** WHAT YOU NEED TO DO **
Below is a block of records. Copy every line in it that contains the word "this".

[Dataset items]

>> begin

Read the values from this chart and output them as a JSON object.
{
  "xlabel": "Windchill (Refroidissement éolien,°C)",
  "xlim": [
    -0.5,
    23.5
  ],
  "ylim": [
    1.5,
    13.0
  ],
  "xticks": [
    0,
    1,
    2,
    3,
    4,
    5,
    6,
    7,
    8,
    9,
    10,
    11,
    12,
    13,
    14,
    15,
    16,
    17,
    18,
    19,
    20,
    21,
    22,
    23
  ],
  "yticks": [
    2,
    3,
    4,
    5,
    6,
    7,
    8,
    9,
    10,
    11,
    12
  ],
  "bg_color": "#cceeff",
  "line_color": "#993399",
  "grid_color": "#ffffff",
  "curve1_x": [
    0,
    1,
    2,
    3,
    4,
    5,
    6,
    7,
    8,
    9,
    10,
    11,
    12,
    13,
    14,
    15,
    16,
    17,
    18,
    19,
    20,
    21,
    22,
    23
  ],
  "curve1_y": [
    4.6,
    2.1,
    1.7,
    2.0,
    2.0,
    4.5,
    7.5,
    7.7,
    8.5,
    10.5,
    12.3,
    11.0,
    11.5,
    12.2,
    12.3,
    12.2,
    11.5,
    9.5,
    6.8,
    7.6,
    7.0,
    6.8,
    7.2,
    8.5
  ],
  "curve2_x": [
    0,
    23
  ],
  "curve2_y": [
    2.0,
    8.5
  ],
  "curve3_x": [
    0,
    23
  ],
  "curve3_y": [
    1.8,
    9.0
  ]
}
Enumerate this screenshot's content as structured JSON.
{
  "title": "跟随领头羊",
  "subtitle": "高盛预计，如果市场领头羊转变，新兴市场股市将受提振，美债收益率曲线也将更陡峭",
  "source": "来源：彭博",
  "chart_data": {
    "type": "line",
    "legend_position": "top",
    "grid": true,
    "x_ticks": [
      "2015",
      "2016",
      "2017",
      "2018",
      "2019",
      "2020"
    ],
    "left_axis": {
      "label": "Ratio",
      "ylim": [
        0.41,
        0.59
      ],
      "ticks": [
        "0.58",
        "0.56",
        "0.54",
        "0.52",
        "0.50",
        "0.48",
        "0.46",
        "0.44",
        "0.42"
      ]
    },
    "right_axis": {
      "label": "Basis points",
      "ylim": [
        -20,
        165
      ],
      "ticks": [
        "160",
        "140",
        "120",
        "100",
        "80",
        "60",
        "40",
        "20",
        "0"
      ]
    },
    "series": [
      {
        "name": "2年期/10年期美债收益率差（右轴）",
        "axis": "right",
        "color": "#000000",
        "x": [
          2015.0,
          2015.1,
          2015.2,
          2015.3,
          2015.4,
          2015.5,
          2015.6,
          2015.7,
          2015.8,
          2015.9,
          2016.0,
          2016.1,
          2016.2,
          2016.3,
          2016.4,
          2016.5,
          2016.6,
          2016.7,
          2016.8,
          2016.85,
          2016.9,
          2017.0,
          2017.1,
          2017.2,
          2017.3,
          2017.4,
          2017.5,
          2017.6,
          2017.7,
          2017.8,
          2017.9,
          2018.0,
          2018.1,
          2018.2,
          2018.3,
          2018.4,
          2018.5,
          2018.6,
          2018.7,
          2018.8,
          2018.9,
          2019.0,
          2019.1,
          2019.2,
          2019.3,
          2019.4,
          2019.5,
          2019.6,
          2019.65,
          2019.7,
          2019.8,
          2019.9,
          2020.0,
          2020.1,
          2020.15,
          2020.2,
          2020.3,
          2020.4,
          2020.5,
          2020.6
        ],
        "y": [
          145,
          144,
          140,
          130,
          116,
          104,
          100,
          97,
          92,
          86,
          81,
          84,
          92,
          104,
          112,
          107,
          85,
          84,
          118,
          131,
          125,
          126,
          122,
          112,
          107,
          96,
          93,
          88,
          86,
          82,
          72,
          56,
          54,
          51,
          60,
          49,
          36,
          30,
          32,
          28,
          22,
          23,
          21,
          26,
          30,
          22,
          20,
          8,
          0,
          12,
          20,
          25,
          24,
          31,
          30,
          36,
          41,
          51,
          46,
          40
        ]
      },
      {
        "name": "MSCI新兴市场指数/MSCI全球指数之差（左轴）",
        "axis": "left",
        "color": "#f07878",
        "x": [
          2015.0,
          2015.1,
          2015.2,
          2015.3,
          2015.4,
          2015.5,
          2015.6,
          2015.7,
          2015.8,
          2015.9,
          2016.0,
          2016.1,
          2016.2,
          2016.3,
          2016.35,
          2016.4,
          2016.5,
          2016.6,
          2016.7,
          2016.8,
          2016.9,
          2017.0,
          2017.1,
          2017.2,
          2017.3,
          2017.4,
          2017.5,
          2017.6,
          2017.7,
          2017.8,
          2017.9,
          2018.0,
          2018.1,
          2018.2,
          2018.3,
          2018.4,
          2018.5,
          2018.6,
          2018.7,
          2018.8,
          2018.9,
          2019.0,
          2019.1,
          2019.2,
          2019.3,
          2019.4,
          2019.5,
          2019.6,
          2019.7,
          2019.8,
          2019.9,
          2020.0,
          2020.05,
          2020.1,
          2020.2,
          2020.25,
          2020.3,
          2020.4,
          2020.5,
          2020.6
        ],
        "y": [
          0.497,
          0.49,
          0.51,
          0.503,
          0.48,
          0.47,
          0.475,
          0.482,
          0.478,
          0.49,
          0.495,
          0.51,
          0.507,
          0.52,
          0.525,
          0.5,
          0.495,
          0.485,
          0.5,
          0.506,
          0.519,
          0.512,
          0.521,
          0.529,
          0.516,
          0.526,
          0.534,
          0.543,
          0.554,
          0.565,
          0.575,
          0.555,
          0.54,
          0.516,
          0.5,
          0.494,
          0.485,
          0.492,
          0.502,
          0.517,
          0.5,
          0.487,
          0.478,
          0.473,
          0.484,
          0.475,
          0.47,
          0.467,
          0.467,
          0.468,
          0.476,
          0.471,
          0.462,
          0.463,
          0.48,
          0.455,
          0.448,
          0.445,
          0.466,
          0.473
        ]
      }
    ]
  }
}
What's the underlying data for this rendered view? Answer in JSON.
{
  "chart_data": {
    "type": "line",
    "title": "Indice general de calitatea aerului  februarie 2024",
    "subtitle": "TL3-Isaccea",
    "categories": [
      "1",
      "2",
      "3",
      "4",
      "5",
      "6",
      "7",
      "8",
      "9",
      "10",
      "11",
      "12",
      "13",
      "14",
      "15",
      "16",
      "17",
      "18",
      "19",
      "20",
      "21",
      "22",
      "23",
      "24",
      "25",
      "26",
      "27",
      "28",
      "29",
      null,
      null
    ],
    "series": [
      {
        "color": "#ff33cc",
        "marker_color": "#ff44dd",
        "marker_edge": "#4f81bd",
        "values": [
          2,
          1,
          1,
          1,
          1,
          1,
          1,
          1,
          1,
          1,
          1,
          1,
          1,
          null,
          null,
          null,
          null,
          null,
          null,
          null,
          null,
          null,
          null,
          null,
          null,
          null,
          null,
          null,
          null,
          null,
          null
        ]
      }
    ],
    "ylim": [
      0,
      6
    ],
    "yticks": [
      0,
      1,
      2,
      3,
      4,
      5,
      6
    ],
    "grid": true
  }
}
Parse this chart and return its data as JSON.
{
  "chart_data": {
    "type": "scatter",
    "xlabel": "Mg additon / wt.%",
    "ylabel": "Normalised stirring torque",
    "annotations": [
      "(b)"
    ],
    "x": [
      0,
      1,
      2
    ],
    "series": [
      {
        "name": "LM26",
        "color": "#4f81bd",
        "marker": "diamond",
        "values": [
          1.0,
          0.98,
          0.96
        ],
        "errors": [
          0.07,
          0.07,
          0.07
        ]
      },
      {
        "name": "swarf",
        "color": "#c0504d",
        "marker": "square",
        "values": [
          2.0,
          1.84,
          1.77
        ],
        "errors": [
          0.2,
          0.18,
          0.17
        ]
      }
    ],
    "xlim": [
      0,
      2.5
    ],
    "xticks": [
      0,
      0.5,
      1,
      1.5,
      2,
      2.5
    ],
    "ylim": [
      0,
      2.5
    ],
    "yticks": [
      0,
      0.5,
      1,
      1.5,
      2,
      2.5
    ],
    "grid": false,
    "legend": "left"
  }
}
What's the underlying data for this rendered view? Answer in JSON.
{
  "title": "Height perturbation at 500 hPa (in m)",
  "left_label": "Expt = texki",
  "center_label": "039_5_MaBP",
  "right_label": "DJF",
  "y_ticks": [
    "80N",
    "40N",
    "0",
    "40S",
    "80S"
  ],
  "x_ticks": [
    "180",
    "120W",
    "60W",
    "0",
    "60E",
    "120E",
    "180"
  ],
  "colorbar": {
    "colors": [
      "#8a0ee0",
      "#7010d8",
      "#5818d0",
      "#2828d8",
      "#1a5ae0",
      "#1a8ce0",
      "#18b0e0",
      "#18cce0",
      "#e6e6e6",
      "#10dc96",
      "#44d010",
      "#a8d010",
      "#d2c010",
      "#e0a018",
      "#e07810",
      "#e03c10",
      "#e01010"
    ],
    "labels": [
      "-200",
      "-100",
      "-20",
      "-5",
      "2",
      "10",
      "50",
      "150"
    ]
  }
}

>> end

** COMPLETE OUTPUT **
Read the values from this chart and output them as a JSON object.
Enumerate this screenshot's content as structured JSON.
What's the underlying data for this rendered view? Answer in JSON.
Parse this chart and return its data as JSON.
What's the underlying data for this rendered view? Answer in JSON.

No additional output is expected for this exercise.